--- Start ---
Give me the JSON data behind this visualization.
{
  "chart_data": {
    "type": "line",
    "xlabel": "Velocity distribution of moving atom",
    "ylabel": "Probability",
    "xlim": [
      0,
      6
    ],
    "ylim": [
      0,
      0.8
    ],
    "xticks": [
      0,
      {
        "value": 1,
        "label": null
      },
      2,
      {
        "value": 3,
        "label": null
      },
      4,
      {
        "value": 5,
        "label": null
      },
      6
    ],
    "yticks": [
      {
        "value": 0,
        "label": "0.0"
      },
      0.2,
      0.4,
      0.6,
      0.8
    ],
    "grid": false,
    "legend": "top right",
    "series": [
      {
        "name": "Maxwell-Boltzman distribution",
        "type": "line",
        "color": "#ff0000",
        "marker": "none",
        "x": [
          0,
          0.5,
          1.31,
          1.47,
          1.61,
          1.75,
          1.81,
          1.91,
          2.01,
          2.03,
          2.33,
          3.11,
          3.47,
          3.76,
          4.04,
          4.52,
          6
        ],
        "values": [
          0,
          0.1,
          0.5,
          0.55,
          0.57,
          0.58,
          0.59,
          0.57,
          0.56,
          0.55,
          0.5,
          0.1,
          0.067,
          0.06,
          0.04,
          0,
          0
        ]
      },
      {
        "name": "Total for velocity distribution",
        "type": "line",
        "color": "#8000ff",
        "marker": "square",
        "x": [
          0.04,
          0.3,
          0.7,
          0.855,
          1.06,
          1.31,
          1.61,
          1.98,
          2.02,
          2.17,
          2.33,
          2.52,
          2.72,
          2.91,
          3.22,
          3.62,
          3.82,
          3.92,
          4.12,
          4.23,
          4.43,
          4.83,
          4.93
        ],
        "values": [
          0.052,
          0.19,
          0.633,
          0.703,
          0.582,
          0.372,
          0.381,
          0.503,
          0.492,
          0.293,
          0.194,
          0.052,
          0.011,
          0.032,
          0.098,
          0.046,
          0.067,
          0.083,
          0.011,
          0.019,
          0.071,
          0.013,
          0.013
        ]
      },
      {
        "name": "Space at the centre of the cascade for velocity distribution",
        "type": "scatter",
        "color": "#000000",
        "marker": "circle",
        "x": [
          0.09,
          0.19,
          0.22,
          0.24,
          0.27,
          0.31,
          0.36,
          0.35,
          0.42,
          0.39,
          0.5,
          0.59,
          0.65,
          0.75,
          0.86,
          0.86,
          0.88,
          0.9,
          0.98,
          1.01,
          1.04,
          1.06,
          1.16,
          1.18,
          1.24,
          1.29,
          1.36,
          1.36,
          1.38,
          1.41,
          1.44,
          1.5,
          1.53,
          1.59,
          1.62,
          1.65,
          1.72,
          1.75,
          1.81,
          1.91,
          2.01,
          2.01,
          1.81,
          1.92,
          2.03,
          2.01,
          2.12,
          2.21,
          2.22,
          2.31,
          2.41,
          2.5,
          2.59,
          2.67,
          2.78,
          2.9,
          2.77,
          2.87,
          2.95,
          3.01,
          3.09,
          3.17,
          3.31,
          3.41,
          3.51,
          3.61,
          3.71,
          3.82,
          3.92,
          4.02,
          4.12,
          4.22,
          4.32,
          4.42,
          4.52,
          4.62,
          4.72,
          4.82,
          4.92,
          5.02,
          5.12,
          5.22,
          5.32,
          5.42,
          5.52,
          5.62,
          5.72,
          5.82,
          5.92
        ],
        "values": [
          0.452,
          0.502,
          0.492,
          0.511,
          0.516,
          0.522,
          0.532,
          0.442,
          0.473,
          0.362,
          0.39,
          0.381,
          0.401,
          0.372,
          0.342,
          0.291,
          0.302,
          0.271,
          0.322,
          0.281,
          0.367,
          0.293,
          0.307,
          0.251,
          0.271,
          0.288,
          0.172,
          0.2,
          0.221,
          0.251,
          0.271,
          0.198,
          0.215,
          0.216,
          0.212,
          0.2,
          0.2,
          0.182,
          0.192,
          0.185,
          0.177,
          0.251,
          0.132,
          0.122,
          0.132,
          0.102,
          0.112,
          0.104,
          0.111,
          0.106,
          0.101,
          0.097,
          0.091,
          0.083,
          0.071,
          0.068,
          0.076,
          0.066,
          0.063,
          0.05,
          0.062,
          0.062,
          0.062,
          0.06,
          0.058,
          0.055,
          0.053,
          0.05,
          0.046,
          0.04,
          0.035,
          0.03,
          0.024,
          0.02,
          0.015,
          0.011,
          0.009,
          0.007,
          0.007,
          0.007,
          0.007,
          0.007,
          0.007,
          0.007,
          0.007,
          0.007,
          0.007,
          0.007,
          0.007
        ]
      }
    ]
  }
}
--- End ---
### The problem
In the records above, locate the lines holding the word "type". Copy each of them.

### Full response
    "type": "line",
        "type": "line",
        "type": "line",
        "type": "scatter",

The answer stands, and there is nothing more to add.